[Set task]: Go through the entries below and pick out every line with "Average".

━━━━━ Supplied material ━━━━━

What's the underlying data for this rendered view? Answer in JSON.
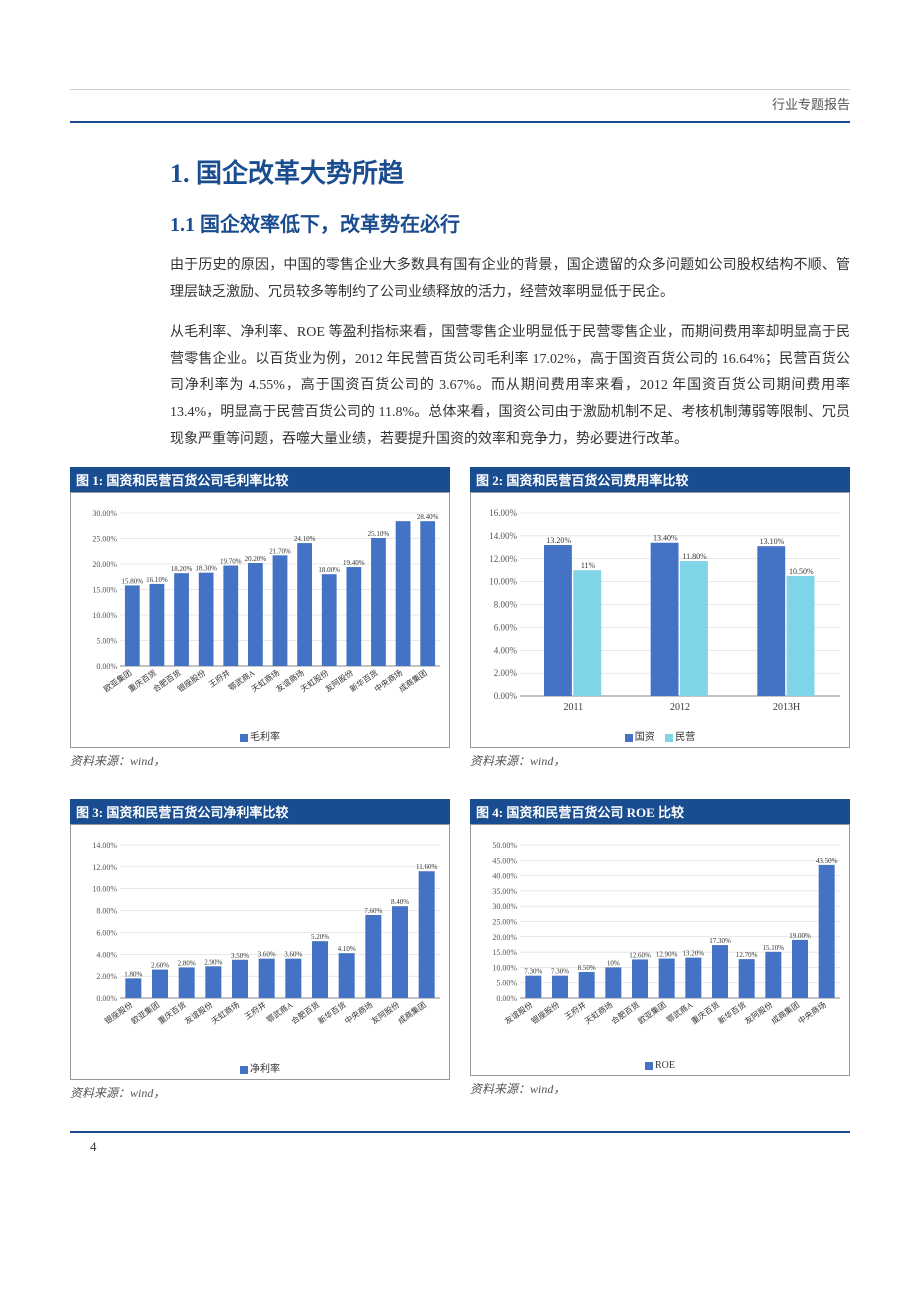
{
  "header": {
    "label": "行业专题报告"
  },
  "section": {
    "h1": "1.  国企改革大势所趋",
    "h2": "1.1  国企效率低下，改革势在必行",
    "para1": "由于历史的原因，中国的零售企业大多数具有国有企业的背景，国企遗留的众多问题如公司股权结构不顺、管理层缺乏激励、冗员较多等制约了公司业绩释放的活力，经营效率明显低于民企。",
    "para2": "从毛利率、净利率、ROE 等盈利指标来看，国营零售企业明显低于民营零售企业，而期间费用率却明显高于民营零售企业。以百货业为例，2012 年民营百货公司毛利率 17.02%，高于国资百货公司的 16.64%；民营百货公司净利率为 4.55%，高于国资百货公司的 3.67%。而从期间费用率来看，2012 年国资百货公司期间费用率 13.4%，明显高于民营百货公司的 11.8%。总体来看，国资公司由于激励机制不足、考核机制薄弱等限制、冗员现象严重等问题，吞噬大量业绩，若要提升国资的效率和竞争力，势必要进行改革。"
  },
  "chart1": {
    "title": "图 1:  国资和民营百货公司毛利率比较",
    "type": "bar",
    "categories": [
      "欧亚集团",
      "重庆百货",
      "合肥百货",
      "银座股份",
      "王府井",
      "鄂武商A",
      "天虹商场",
      "友谊商场",
      "天虹股份",
      "友阿股份",
      "新华百货",
      "中央商场",
      "成商集团"
    ],
    "values": [
      15.8,
      16.1,
      18.2,
      18.3,
      19.7,
      20.2,
      21.7,
      24.1,
      18.0,
      19.4,
      25.1,
      28.4,
      28.4
    ],
    "value_labels": [
      "15.80%",
      "16.10%",
      "18.20%",
      "18.30%",
      "19.70%",
      "20.20%",
      "21.70%",
      "24.10%",
      "18.00%",
      "19.40%",
      "25.10%",
      "",
      "28.40%"
    ],
    "bar_color": "#4472c4",
    "ylim": [
      0,
      30
    ],
    "ytick_step": 5,
    "ytick_suffix": ".00%",
    "legend": "毛利率",
    "background": "#ffffff",
    "grid_color": "#d0d0d0",
    "label_fontsize": 8
  },
  "chart2": {
    "title": "图 2:  国资和民营百货公司费用率比较",
    "type": "grouped-bar",
    "categories": [
      "2011",
      "2012",
      "2013H"
    ],
    "series": [
      {
        "name": "国资",
        "color": "#4472c4",
        "values": [
          13.2,
          13.4,
          13.1
        ],
        "labels": [
          "13.20%",
          "13.40%",
          "13.10%"
        ]
      },
      {
        "name": "民营",
        "color": "#7fd4e8",
        "values": [
          11.0,
          11.8,
          10.5
        ],
        "labels": [
          "11%",
          "11.80%",
          "10.50%"
        ]
      }
    ],
    "ylim": [
      0,
      16
    ],
    "ytick_step": 2,
    "ytick_suffix": ".00%",
    "background": "#ffffff",
    "grid_color": "#d0d0d0",
    "label_fontsize": 9
  },
  "chart3": {
    "title": "图 3:  国资和民营百货公司净利率比较",
    "type": "bar",
    "categories": [
      "银座股份",
      "欧亚集团",
      "重庆百货",
      "友谊股份",
      "天虹商场",
      "王府井",
      "鄂武商A",
      "合肥百货",
      "新华百货",
      "中央商场",
      "友阿股份",
      "成商集团"
    ],
    "values": [
      1.8,
      2.6,
      2.8,
      2.9,
      3.5,
      3.6,
      3.6,
      5.2,
      4.1,
      7.6,
      8.4,
      11.6
    ],
    "value_labels": [
      "1.80%",
      "2.60%",
      "2.80%",
      "2.90%",
      "3.50%",
      "3.60%",
      "3.60%",
      "5.20%",
      "4.10%",
      "7.60%",
      "8.40%",
      "11.60%"
    ],
    "bar_color": "#4472c4",
    "ylim": [
      0,
      14
    ],
    "ytick_step": 2,
    "ytick_suffix": ".00%",
    "legend": "净利率",
    "background": "#ffffff",
    "grid_color": "#d0d0d0",
    "label_fontsize": 8
  },
  "chart4": {
    "title": "图 4:  国资和民营百货公司 ROE 比较",
    "type": "bar",
    "categories": [
      "友谊股份",
      "银座股份",
      "王府井",
      "天虹商场",
      "合肥百货",
      "欧亚集团",
      "鄂武商A",
      "重庆百货",
      "新华百货",
      "友阿股份",
      "成商集团",
      "中央商场"
    ],
    "values": [
      7.3,
      7.3,
      8.5,
      10.0,
      12.6,
      12.9,
      13.2,
      17.3,
      12.7,
      15.1,
      19.0,
      43.5
    ],
    "value_labels": [
      "7.30%",
      "7.30%",
      "8.50%",
      "10%",
      "12.60%",
      "12.90%",
      "13.20%",
      "17.30%",
      "12.70%",
      "15.10%",
      "19.00%",
      "43.50%"
    ],
    "bar_color": "#4472c4",
    "ylim": [
      0,
      50
    ],
    "ytick_step": 5,
    "ytick_suffix": ".00%",
    "legend": "ROE",
    "background": "#ffffff",
    "grid_color": "#d0d0d0",
    "label_fontsize": 8
  },
  "source_label": "资料来源：wind，",
  "page_number": "4"
}
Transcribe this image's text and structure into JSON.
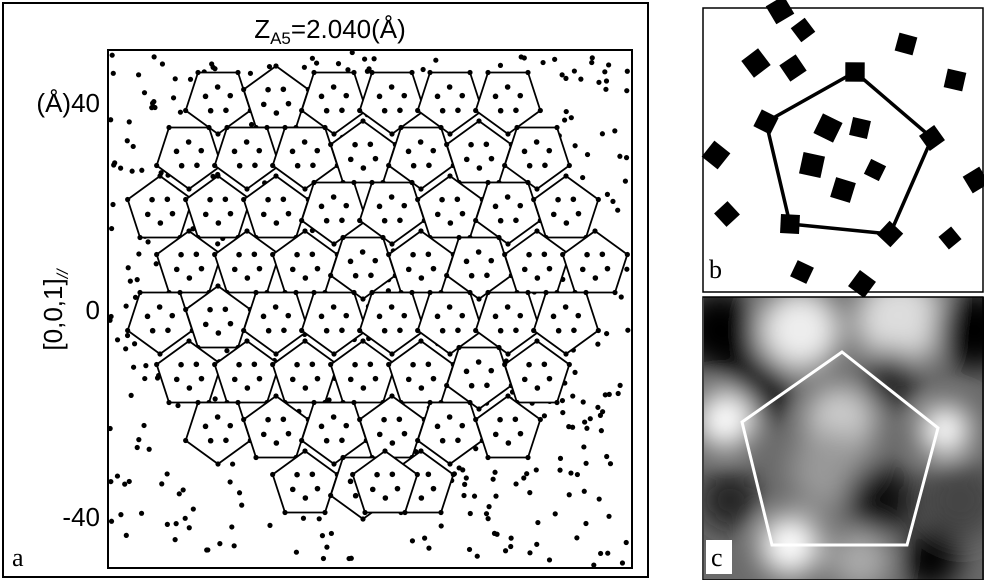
{
  "panel_a": {
    "label": "a",
    "title": {
      "main": "Z",
      "sub": "A5",
      "rest": "=2.040(Å)"
    },
    "y_axis_label": {
      "main": "[0,0,1]",
      "sub": "//"
    },
    "y_ticks": [
      "(Å)40",
      "0",
      "-40"
    ]
  },
  "panel_b": {
    "label": "b"
  },
  "panel_c": {
    "label": "c"
  }
}
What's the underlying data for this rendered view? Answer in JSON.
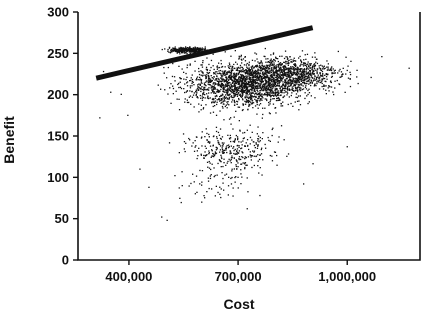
{
  "chart_data": {
    "type": "scatter",
    "xlabel": "Cost",
    "ylabel": "Benefit",
    "xlim": [
      260000,
      1200000
    ],
    "ylim": [
      0,
      300
    ],
    "x_ticks": [
      {
        "value": 400000,
        "label": "400,000"
      },
      {
        "value": 700000,
        "label": "700,000"
      },
      {
        "value": 1000000,
        "label": "1,000,000"
      }
    ],
    "y_ticks": [
      {
        "value": 0,
        "label": "0"
      },
      {
        "value": 50,
        "label": "50"
      },
      {
        "value": 100,
        "label": "100"
      },
      {
        "value": 150,
        "label": "150"
      },
      {
        "value": 200,
        "label": "200"
      },
      {
        "value": 250,
        "label": "250"
      },
      {
        "value": 300,
        "label": "300"
      }
    ],
    "grid": false,
    "series": [
      {
        "kind": "point-cloud",
        "clusters": [
          {
            "x_center": 720000,
            "y_center": 212,
            "x_spread": 150000,
            "y_spread": 24,
            "count": 1700
          },
          {
            "x_center": 840000,
            "y_center": 225,
            "x_spread": 130000,
            "y_spread": 18,
            "count": 900
          },
          {
            "x_center": 680000,
            "y_center": 135,
            "x_spread": 110000,
            "y_spread": 25,
            "count": 320
          },
          {
            "x_center": 640000,
            "y_center": 95,
            "x_spread": 90000,
            "y_spread": 25,
            "count": 70
          },
          {
            "x_center": 560000,
            "y_center": 254,
            "x_spread": 45000,
            "y_spread": 3,
            "count": 320
          }
        ],
        "outliers": [
          {
            "x": 320000,
            "y": 172
          },
          {
            "x": 330000,
            "y": 228
          },
          {
            "x": 350000,
            "y": 203
          },
          {
            "x": 490000,
            "y": 52
          },
          {
            "x": 505000,
            "y": 48
          },
          {
            "x": 725000,
            "y": 62
          },
          {
            "x": 760000,
            "y": 78
          },
          {
            "x": 880000,
            "y": 92
          },
          {
            "x": 1170000,
            "y": 232
          },
          {
            "x": 1095000,
            "y": 246
          },
          {
            "x": 1000000,
            "y": 137
          },
          {
            "x": 430000,
            "y": 110
          },
          {
            "x": 455000,
            "y": 88
          },
          {
            "x": 600000,
            "y": 70
          }
        ]
      },
      {
        "kind": "line",
        "x": [
          310000,
          905000
        ],
        "y": [
          220,
          281
        ]
      }
    ]
  }
}
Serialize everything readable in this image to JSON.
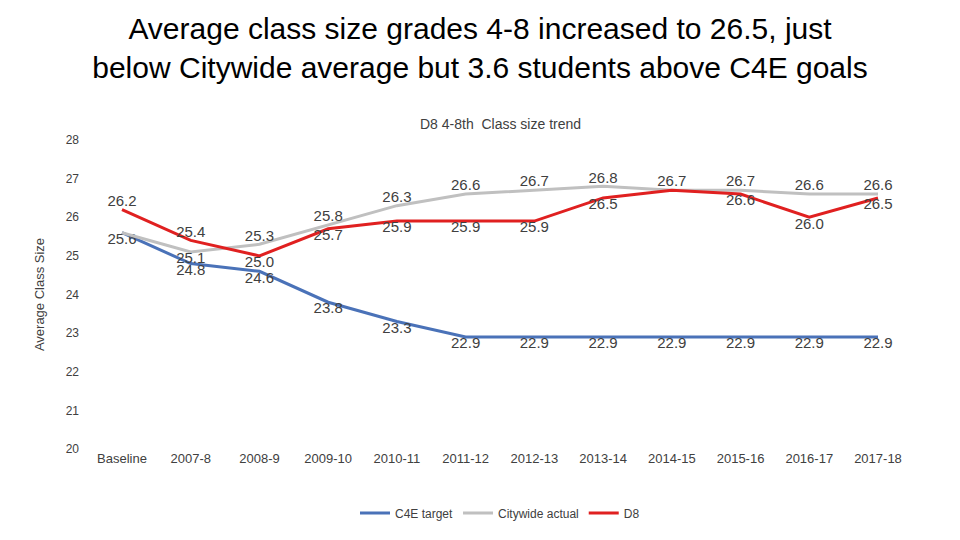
{
  "chart_data": {
    "type": "line",
    "title": "Average class size grades 4-8 increased to 26.5, just below Citywide average but 3.6 students above C4E goals",
    "subtitle": "D8 4-8th  Class size trend",
    "y_label": "Average Class Size",
    "categories": [
      "Baseline",
      "2007-8",
      "2008-9",
      "2009-10",
      "2010-11",
      "2011-12",
      "2012-13",
      "2013-14",
      "2014-15",
      "2015-16",
      "2016-17",
      "2017-18"
    ],
    "series": [
      {
        "name": "C4E target",
        "color": "#4a72b8",
        "values": [
          25.6,
          24.8,
          24.6,
          23.8,
          23.3,
          22.9,
          22.9,
          22.9,
          22.9,
          22.9,
          22.9,
          22.9
        ],
        "value_labels": [
          "25.6",
          "24.8",
          "24.6",
          "23.8",
          "23.3",
          "22.9",
          "22.9",
          "22.9",
          "22.9",
          "22.9",
          "22.9",
          "22.9"
        ]
      },
      {
        "name": "Citywide actual",
        "color": "#c0c0c0",
        "values": [
          25.6,
          25.1,
          25.3,
          25.8,
          26.3,
          26.6,
          26.7,
          26.8,
          26.7,
          26.7,
          26.6,
          26.6
        ],
        "value_labels": [
          null,
          "25.1",
          "25.3",
          "25.8",
          "26.3",
          "26.6",
          "26.7",
          "26.8",
          null,
          "26.7",
          "26.6",
          "26.6"
        ]
      },
      {
        "name": "D8",
        "color": "#e02020",
        "values": [
          26.2,
          25.4,
          25.0,
          25.7,
          25.9,
          25.9,
          25.9,
          26.5,
          26.7,
          26.6,
          26.0,
          26.5
        ],
        "value_labels": [
          "26.2",
          "25.4",
          "25.0",
          "25.7",
          "25.9",
          "25.9",
          "25.9",
          "26.5",
          "26.7",
          "26.6",
          "26.0",
          "26.5"
        ]
      }
    ],
    "ylim": [
      20,
      28
    ],
    "yticks": [
      20,
      21,
      22,
      23,
      24,
      25,
      26,
      27,
      28
    ],
    "grid": false,
    "legend": "bottom",
    "data_labels": true
  }
}
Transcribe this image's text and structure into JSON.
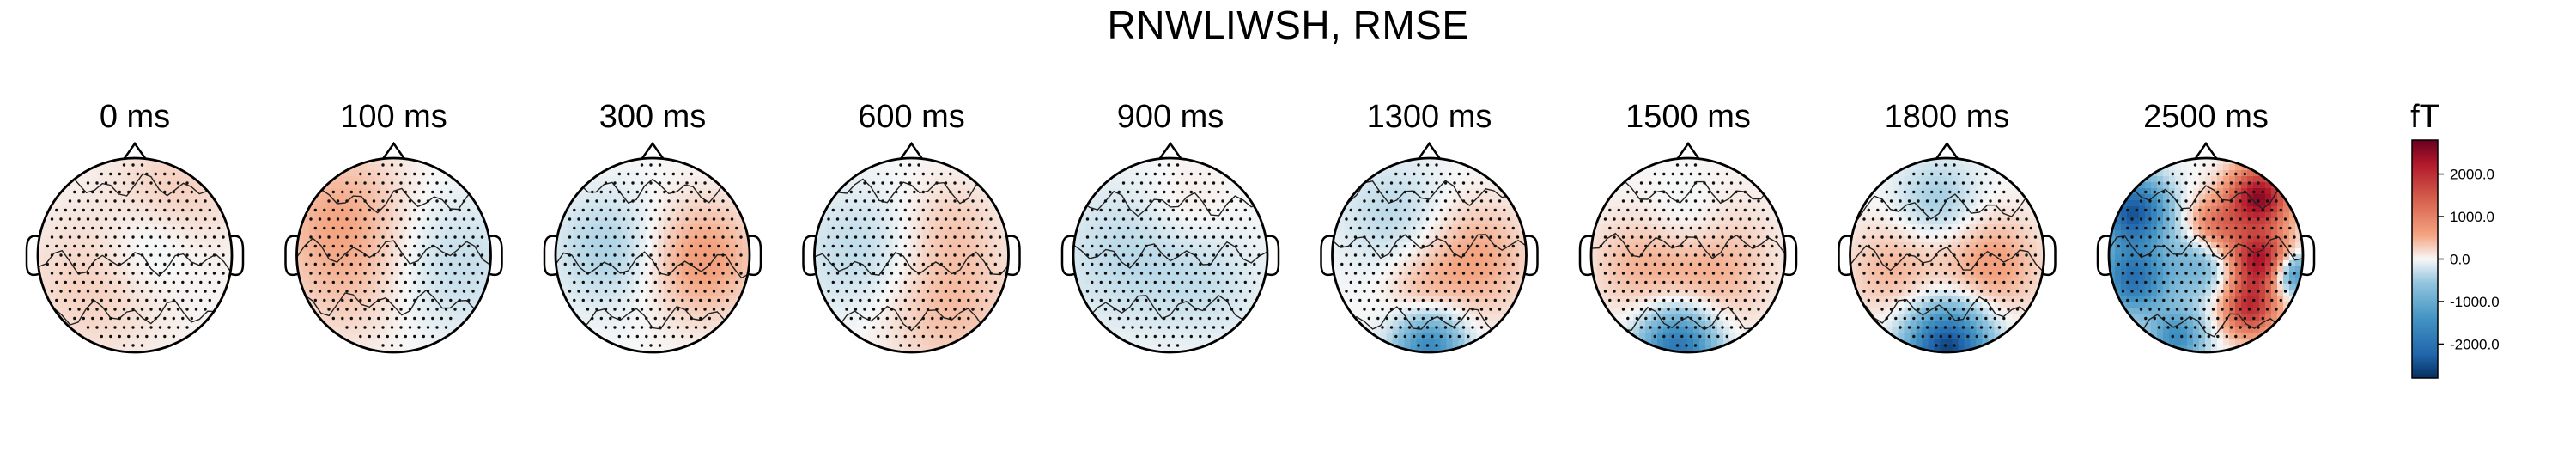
{
  "chart_data": {
    "type": "heatmap",
    "title": "RNWLIWSH, RMSE",
    "unit": "fT",
    "colormap": "RdBu_r",
    "colorbar": {
      "label": "fT",
      "ticks": [
        2000.0,
        1000.0,
        0.0,
        -1000.0,
        -2000.0
      ],
      "tick_labels": [
        "2000.0",
        "1000.0",
        "0.0",
        "-1000.0",
        "-2000.0"
      ],
      "range": [
        -2800,
        2800
      ]
    },
    "panels": [
      {
        "label": "0 ms",
        "time_ms": 0,
        "min": -300,
        "max": 350,
        "blobs": [
          {
            "u": -0.4,
            "v": 0.3,
            "s": 0.55,
            "a": 280
          },
          {
            "u": 0.4,
            "v": -0.6,
            "s": 0.45,
            "a": 300
          },
          {
            "u": 0.15,
            "v": -0.1,
            "s": 0.35,
            "a": -280
          }
        ]
      },
      {
        "label": "100 ms",
        "time_ms": 100,
        "min": -350,
        "max": 600,
        "blobs": [
          {
            "u": -0.55,
            "v": -0.45,
            "s": 0.5,
            "a": 450
          },
          {
            "u": -0.45,
            "v": 0.25,
            "s": 0.5,
            "a": 300
          },
          {
            "u": 0.55,
            "v": 0.1,
            "s": 0.5,
            "a": -320
          }
        ]
      },
      {
        "label": "300 ms",
        "time_ms": 300,
        "min": -450,
        "max": 700,
        "blobs": [
          {
            "u": 0.5,
            "v": 0.05,
            "s": 0.4,
            "a": 680
          },
          {
            "u": -0.45,
            "v": -0.05,
            "s": 0.4,
            "a": -440
          }
        ]
      },
      {
        "label": "600 ms",
        "time_ms": 600,
        "min": -400,
        "max": 450,
        "blobs": [
          {
            "u": 0.35,
            "v": 0.5,
            "s": 0.5,
            "a": 420
          },
          {
            "u": -0.5,
            "v": 0.0,
            "s": 0.45,
            "a": -350
          },
          {
            "u": 0.4,
            "v": -0.3,
            "s": 0.35,
            "a": 250
          }
        ]
      },
      {
        "label": "900 ms",
        "time_ms": 900,
        "min": -350,
        "max": 250,
        "blobs": [
          {
            "u": -0.45,
            "v": 0.0,
            "s": 0.5,
            "a": -330
          },
          {
            "u": 0.4,
            "v": 0.3,
            "s": 0.4,
            "a": -220
          },
          {
            "u": 0.15,
            "v": -0.5,
            "s": 0.3,
            "a": 150
          }
        ]
      },
      {
        "label": "1300 ms",
        "time_ms": 1300,
        "min": -1600,
        "max": 650,
        "blobs": [
          {
            "u": 0.0,
            "v": 0.95,
            "s": 0.25,
            "a": -1600
          },
          {
            "u": 0.45,
            "v": 0.05,
            "s": 0.4,
            "a": 600
          },
          {
            "u": -0.35,
            "v": -0.4,
            "s": 0.4,
            "a": -350
          },
          {
            "u": -0.1,
            "v": 0.35,
            "s": 0.25,
            "a": 300
          }
        ]
      },
      {
        "label": "1500 ms",
        "time_ms": 1500,
        "min": -2000,
        "max": 600,
        "blobs": [
          {
            "u": -0.1,
            "v": 0.95,
            "s": 0.28,
            "a": -2000
          },
          {
            "u": 0.2,
            "v": 0.1,
            "s": 0.45,
            "a": 550
          },
          {
            "u": -0.55,
            "v": 0.1,
            "s": 0.35,
            "a": 350
          },
          {
            "u": 0.0,
            "v": -0.3,
            "s": 0.3,
            "a": -300
          }
        ]
      },
      {
        "label": "1800 ms",
        "time_ms": 1800,
        "min": -2600,
        "max": 700,
        "blobs": [
          {
            "u": 0.0,
            "v": 0.95,
            "s": 0.3,
            "a": -2600
          },
          {
            "u": 0.45,
            "v": 0.1,
            "s": 0.35,
            "a": 650
          },
          {
            "u": -0.55,
            "v": 0.15,
            "s": 0.35,
            "a": 450
          },
          {
            "u": -0.1,
            "v": -0.55,
            "s": 0.3,
            "a": -500
          }
        ]
      },
      {
        "label": "2500 ms",
        "time_ms": 2500,
        "min": -2500,
        "max": 2600,
        "blobs": [
          {
            "u": 0.55,
            "v": -0.6,
            "s": 0.22,
            "a": 2500
          },
          {
            "u": 0.55,
            "v": 0.05,
            "s": 0.22,
            "a": 2300
          },
          {
            "u": 0.45,
            "v": 0.55,
            "s": 0.2,
            "a": 1900
          },
          {
            "u": -0.75,
            "v": -0.45,
            "s": 0.25,
            "a": -2400
          },
          {
            "u": -0.75,
            "v": 0.25,
            "s": 0.25,
            "a": -2000
          },
          {
            "u": -0.3,
            "v": 0.85,
            "s": 0.2,
            "a": -1500
          },
          {
            "u": 0.9,
            "v": 0.2,
            "s": 0.15,
            "a": -1600
          },
          {
            "u": -0.05,
            "v": 0.1,
            "s": 0.25,
            "a": -900
          },
          {
            "u": 0.1,
            "v": -0.3,
            "s": 0.2,
            "a": 1200
          }
        ]
      }
    ]
  }
}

━━━━━

[Solution]:
    "title": "Average class size grades 4-8 increased to 26.5, just below Citywide average but 3.6 students above C4E goals",
    "y_label": "Average Class Size",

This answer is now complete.